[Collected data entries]
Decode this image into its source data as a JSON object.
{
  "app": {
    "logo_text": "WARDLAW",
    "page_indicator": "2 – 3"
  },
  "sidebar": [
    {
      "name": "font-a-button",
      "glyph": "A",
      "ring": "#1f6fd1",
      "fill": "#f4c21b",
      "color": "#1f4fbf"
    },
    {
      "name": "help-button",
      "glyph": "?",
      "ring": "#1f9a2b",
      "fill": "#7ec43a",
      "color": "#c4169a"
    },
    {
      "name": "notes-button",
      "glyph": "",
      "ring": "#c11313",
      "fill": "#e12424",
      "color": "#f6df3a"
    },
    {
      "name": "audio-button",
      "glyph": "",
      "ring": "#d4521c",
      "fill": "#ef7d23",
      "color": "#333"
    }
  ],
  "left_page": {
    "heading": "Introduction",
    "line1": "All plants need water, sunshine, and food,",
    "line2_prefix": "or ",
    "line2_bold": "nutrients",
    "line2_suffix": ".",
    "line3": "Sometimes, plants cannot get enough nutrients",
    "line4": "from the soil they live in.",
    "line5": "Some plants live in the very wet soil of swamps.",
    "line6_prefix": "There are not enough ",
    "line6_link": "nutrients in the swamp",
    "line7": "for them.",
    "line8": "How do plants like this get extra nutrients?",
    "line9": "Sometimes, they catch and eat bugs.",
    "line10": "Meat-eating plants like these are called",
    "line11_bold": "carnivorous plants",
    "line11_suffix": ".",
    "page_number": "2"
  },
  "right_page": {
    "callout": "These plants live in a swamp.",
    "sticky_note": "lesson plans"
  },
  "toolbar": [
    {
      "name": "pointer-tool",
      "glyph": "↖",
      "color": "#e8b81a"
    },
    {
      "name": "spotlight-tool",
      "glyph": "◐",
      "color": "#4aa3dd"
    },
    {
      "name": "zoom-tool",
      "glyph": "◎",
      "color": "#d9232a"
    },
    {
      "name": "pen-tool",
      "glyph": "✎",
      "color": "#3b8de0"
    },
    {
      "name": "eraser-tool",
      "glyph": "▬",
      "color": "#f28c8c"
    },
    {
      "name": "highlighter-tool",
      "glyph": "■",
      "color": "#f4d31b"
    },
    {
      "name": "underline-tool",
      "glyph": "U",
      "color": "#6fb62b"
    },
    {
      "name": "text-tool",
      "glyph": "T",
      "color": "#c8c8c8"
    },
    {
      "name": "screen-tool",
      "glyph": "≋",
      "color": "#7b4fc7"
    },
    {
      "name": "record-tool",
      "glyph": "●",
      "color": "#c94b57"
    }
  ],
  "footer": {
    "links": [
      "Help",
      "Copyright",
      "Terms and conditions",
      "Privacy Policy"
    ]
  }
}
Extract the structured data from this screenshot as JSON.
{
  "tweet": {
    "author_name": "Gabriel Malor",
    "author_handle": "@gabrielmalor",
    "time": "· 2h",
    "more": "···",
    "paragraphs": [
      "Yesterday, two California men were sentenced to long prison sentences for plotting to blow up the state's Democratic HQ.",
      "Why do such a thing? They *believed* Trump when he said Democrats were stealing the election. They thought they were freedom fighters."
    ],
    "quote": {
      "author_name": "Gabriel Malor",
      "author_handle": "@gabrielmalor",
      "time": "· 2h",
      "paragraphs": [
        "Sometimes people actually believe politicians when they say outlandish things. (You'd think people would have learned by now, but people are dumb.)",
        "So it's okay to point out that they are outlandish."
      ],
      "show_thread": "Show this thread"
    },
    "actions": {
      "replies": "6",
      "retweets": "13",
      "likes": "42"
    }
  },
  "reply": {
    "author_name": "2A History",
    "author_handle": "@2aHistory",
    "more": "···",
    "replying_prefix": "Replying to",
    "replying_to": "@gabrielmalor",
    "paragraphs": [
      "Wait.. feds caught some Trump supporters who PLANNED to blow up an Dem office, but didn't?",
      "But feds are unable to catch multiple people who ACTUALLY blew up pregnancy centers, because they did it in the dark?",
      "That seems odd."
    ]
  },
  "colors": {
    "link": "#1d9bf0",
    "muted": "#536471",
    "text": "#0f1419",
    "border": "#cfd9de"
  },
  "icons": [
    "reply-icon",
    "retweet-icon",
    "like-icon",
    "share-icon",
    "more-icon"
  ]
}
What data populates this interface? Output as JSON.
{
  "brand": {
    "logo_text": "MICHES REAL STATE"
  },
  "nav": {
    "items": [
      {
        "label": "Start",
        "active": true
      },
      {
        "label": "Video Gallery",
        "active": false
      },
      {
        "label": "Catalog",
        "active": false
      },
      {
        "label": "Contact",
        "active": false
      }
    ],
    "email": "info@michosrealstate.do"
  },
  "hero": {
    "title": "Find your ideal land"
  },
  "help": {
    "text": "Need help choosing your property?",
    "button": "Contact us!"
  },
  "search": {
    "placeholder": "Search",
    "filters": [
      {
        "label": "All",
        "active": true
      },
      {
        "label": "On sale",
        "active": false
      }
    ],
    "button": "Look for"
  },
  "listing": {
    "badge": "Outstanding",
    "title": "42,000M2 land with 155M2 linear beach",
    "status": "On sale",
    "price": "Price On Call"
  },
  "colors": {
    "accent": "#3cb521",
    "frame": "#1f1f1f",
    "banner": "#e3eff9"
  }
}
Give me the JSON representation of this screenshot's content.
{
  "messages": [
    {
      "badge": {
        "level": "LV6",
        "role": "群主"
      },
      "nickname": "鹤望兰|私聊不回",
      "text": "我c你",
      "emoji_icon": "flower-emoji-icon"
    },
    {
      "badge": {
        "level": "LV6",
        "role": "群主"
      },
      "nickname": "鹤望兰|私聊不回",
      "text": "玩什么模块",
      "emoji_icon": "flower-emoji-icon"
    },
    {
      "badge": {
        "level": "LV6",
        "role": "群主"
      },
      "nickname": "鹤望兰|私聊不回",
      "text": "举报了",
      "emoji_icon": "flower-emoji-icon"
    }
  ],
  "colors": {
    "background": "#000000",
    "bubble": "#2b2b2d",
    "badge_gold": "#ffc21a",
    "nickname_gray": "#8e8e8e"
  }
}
--
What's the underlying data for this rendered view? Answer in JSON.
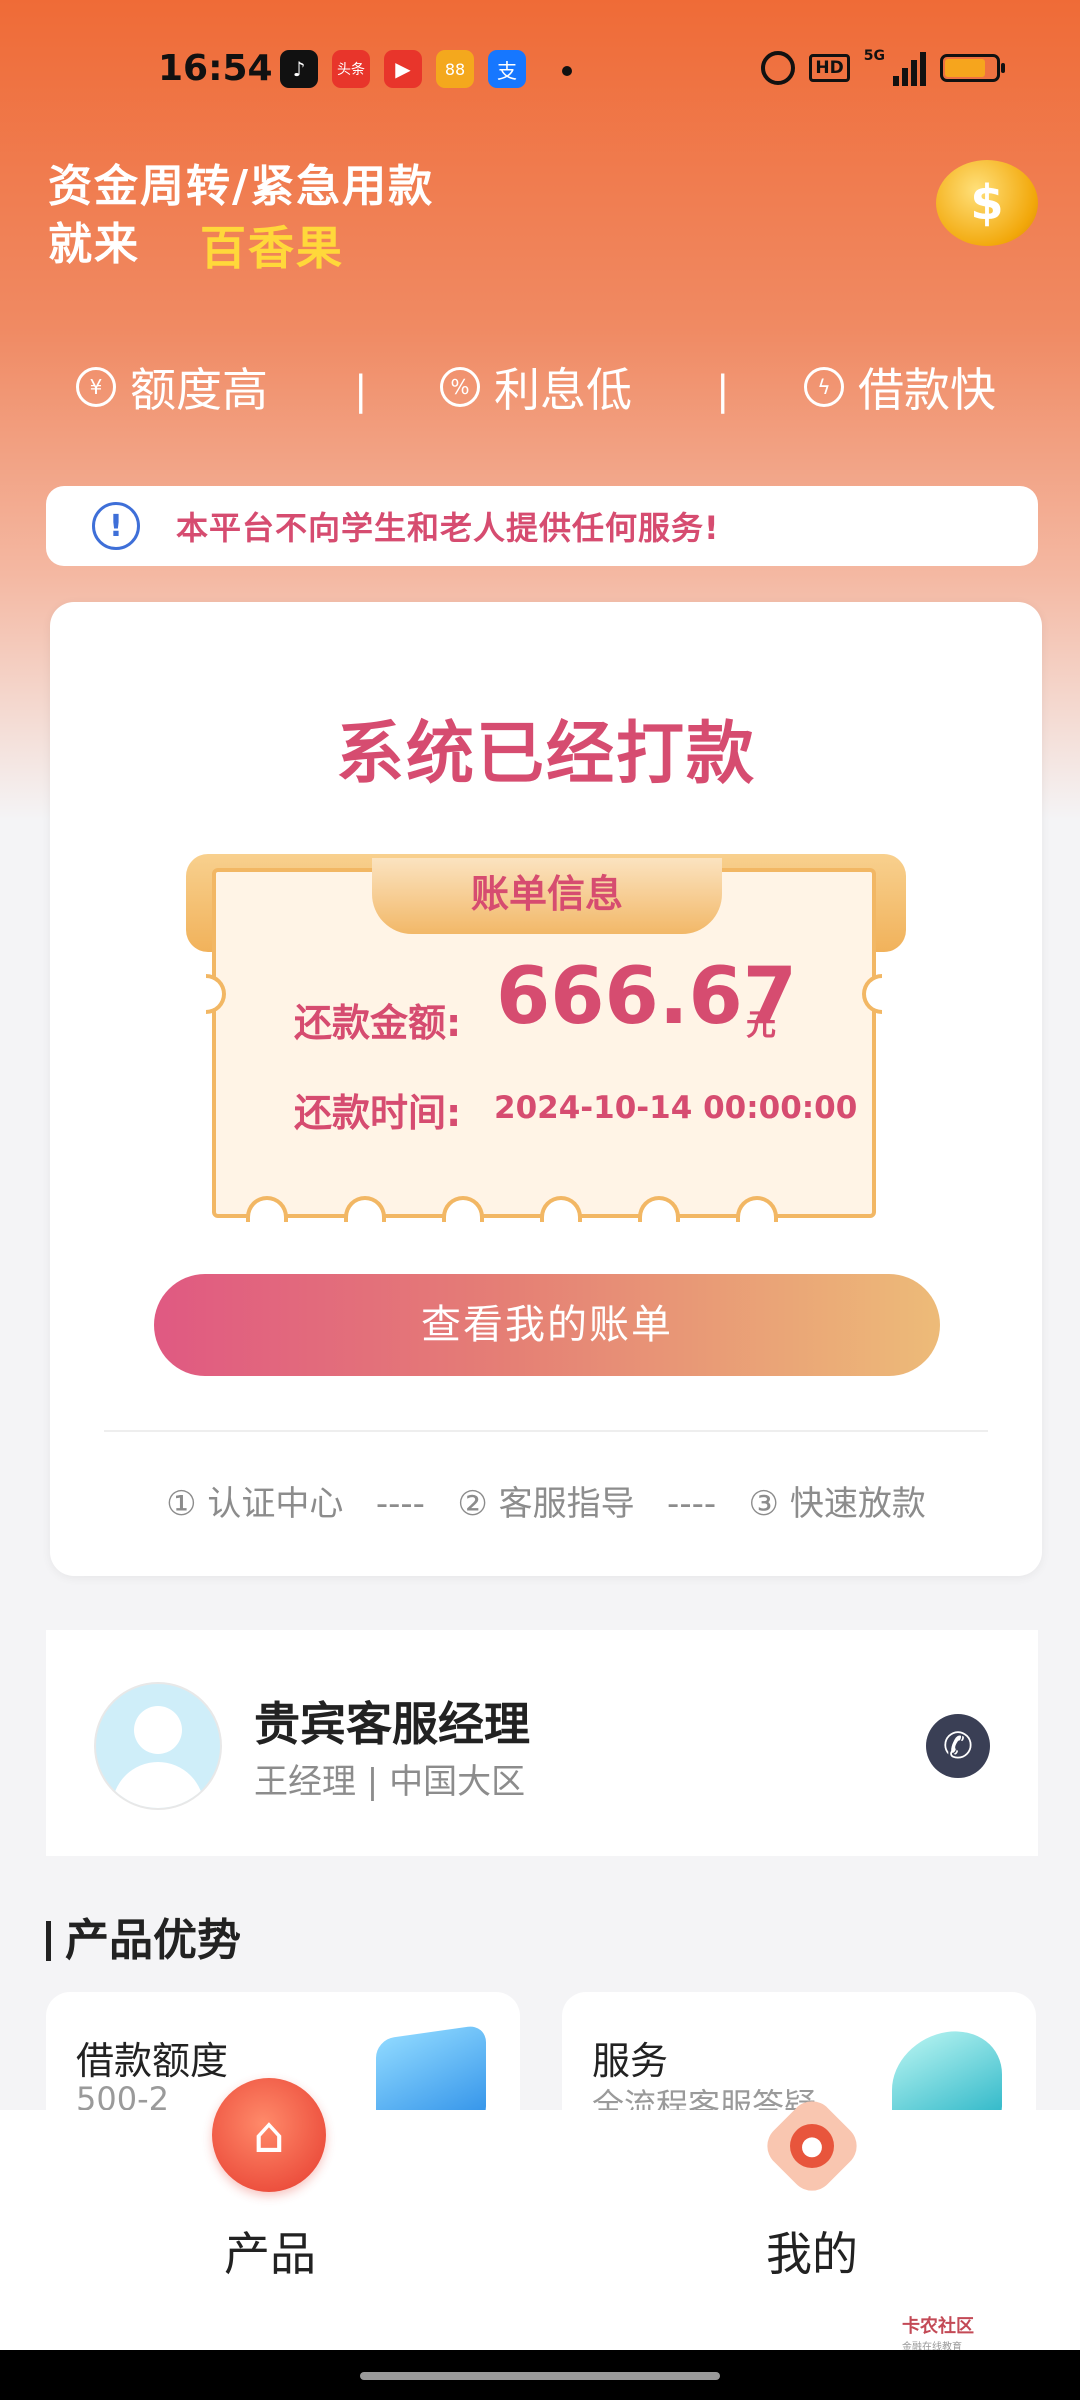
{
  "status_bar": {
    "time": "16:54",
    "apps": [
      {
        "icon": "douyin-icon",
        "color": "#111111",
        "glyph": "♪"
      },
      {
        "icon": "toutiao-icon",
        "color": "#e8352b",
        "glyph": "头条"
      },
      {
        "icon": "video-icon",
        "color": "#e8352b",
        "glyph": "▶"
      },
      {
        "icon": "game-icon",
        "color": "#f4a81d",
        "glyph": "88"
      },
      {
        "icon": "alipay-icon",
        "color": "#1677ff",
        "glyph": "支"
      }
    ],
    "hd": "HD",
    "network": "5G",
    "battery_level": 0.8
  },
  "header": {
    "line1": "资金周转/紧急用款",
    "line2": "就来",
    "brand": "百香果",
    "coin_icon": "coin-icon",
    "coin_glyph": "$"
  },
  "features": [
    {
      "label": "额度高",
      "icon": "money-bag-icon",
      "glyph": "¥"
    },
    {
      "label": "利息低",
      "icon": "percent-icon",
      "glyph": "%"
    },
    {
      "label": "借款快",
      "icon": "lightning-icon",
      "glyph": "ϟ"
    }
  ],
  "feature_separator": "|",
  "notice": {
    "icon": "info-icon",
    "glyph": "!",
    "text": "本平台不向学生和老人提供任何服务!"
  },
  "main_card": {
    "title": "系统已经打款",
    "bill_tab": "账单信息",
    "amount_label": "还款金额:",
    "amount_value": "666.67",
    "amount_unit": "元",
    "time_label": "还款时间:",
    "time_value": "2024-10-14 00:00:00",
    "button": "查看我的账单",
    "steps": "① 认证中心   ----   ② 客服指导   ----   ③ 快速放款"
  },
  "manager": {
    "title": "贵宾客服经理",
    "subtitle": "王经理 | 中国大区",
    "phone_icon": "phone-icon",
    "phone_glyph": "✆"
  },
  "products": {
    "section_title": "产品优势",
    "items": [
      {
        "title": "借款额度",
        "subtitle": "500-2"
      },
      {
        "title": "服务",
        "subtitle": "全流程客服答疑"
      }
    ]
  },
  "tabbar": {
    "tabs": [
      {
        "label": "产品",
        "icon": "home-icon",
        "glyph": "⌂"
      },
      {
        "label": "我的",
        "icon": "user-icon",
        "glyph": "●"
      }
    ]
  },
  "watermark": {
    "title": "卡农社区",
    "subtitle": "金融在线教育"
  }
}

■ **What the task requires**: Count how many lines of the listing above include "soil" and report that number alone.

■ **Answer to this problem**: 2